What the task requires: Exactly as written, quote every line that follows, skipping the images.

(Some records)
..........
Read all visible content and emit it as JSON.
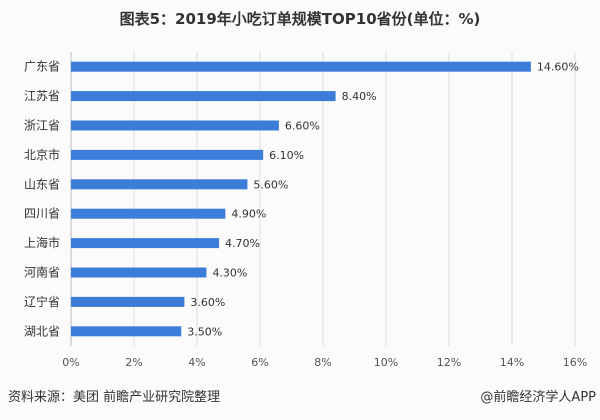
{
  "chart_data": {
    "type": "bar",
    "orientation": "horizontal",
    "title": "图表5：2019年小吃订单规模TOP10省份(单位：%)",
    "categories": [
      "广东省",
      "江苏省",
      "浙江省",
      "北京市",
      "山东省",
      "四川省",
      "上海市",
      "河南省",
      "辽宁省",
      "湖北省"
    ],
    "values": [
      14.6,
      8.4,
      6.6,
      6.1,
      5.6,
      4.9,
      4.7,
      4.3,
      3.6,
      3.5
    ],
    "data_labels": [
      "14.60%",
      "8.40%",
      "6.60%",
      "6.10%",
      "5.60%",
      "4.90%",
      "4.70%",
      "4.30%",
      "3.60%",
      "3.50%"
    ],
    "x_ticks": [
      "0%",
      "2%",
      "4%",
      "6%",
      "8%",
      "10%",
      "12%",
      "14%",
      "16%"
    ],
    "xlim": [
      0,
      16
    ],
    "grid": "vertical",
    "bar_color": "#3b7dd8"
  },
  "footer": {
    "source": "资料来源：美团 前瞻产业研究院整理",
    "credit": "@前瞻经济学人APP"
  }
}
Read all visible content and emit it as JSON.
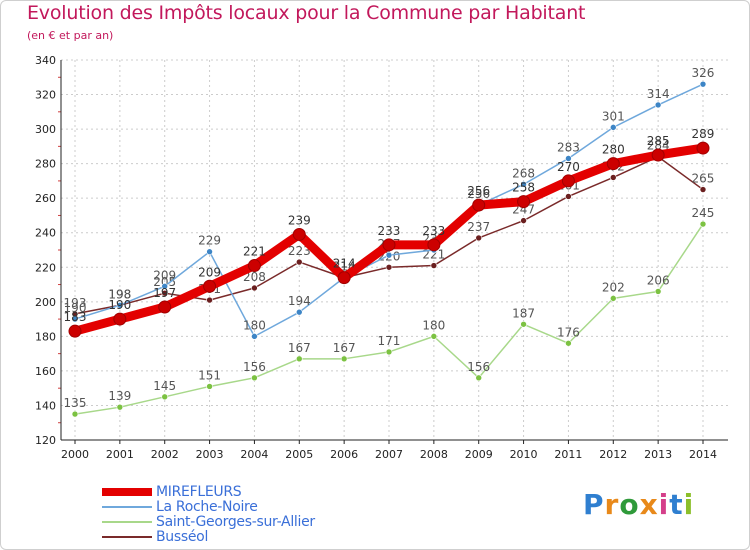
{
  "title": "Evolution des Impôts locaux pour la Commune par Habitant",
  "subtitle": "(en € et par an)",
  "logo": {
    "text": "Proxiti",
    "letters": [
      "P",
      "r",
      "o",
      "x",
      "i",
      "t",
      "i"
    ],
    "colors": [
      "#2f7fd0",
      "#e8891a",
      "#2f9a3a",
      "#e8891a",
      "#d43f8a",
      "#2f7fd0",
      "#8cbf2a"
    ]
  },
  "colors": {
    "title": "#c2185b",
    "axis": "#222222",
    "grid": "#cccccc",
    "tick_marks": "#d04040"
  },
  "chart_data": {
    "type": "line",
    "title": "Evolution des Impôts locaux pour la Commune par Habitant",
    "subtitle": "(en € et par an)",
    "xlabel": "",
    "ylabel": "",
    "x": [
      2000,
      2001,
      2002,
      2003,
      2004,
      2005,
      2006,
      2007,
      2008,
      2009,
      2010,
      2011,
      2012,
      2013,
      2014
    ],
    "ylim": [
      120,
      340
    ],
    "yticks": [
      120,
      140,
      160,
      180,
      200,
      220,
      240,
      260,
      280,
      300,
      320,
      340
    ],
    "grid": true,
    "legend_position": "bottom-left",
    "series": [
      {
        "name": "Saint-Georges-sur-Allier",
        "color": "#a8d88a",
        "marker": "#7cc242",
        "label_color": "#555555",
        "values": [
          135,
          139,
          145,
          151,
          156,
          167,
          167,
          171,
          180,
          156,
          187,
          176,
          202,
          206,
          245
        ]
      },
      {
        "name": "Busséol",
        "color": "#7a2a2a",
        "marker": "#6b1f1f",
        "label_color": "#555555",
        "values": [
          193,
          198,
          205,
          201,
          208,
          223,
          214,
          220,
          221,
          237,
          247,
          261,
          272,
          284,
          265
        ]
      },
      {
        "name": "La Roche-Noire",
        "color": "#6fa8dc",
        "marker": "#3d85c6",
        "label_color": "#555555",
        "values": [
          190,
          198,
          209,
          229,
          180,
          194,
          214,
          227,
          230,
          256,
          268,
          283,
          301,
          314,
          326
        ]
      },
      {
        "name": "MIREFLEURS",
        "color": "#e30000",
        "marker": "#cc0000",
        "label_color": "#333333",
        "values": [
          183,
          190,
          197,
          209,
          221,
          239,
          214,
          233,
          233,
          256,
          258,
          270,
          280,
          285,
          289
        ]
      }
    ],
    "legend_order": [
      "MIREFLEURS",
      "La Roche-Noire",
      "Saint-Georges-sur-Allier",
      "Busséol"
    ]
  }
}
..........
Result of the exercise:
Read all visible content and emit it as JSON.
{
  "chart_data": {
    "type": "bar",
    "orientation": "horizontal",
    "title": "图表5：2019年小吃订单规模TOP10省份(单位：%)",
    "categories": [
      "广东省",
      "江苏省",
      "浙江省",
      "北京市",
      "山东省",
      "四川省",
      "上海市",
      "河南省",
      "辽宁省",
      "湖北省"
    ],
    "values": [
      14.6,
      8.4,
      6.6,
      6.1,
      5.6,
      4.9,
      4.7,
      4.3,
      3.6,
      3.5
    ],
    "data_labels": [
      "14.60%",
      "8.40%",
      "6.60%",
      "6.10%",
      "5.60%",
      "4.90%",
      "4.70%",
      "4.30%",
      "3.60%",
      "3.50%"
    ],
    "x_ticks": [
      "0%",
      "2%",
      "4%",
      "6%",
      "8%",
      "10%",
      "12%",
      "14%",
      "16%"
    ],
    "xlim": [
      0,
      16
    ],
    "grid": "vertical",
    "bar_color": "#3b7dd8"
  },
  "footer": {
    "source": "资料来源：美团 前瞻产业研究院整理",
    "credit": "@前瞻经济学人APP"
  }
}
Read all visible content and emit it as JSON.
{
  "title": "Evolution des Impôts locaux pour la Commune par Habitant",
  "subtitle": "(en € et par an)",
  "logo": {
    "text": "Proxiti",
    "letters": [
      "P",
      "r",
      "o",
      "x",
      "i",
      "t",
      "i"
    ],
    "colors": [
      "#2f7fd0",
      "#e8891a",
      "#2f9a3a",
      "#e8891a",
      "#d43f8a",
      "#2f7fd0",
      "#8cbf2a"
    ]
  },
  "colors": {
    "title": "#c2185b",
    "axis": "#222222",
    "grid": "#cccccc",
    "tick_marks": "#d04040"
  },
  "chart_data": {
    "type": "line",
    "title": "Evolution des Impôts locaux pour la Commune par Habitant",
    "subtitle": "(en € et par an)",
    "xlabel": "",
    "ylabel": "",
    "x": [
      2000,
      2001,
      2002,
      2003,
      2004,
      2005,
      2006,
      2007,
      2008,
      2009,
      2010,
      2011,
      2012,
      2013,
      2014
    ],
    "ylim": [
      120,
      340
    ],
    "yticks": [
      120,
      140,
      160,
      180,
      200,
      220,
      240,
      260,
      280,
      300,
      320,
      340
    ],
    "grid": true,
    "legend_position": "bottom-left",
    "series": [
      {
        "name": "Saint-Georges-sur-Allier",
        "color": "#a8d88a",
        "marker": "#7cc242",
        "label_color": "#555555",
        "values": [
          135,
          139,
          145,
          151,
          156,
          167,
          167,
          171,
          180,
          156,
          187,
          176,
          202,
          206,
          245
        ]
      },
      {
        "name": "Busséol",
        "color": "#7a2a2a",
        "marker": "#6b1f1f",
        "label_color": "#555555",
        "values": [
          193,
          198,
          205,
          201,
          208,
          223,
          214,
          220,
          221,
          237,
          247,
          261,
          272,
          284,
          265
        ]
      },
      {
        "name": "La Roche-Noire",
        "color": "#6fa8dc",
        "marker": "#3d85c6",
        "label_color": "#555555",
        "values": [
          190,
          198,
          209,
          229,
          180,
          194,
          214,
          227,
          230,
          256,
          268,
          283,
          301,
          314,
          326
        ]
      },
      {
        "name": "MIREFLEURS",
        "color": "#e30000",
        "marker": "#cc0000",
        "label_color": "#333333",
        "values": [
          183,
          190,
          197,
          209,
          221,
          239,
          214,
          233,
          233,
          256,
          258,
          270,
          280,
          285,
          289
        ]
      }
    ],
    "legend_order": [
      "MIREFLEURS",
      "La Roche-Noire",
      "Saint-Georges-sur-Allier",
      "Busséol"
    ]
  }
}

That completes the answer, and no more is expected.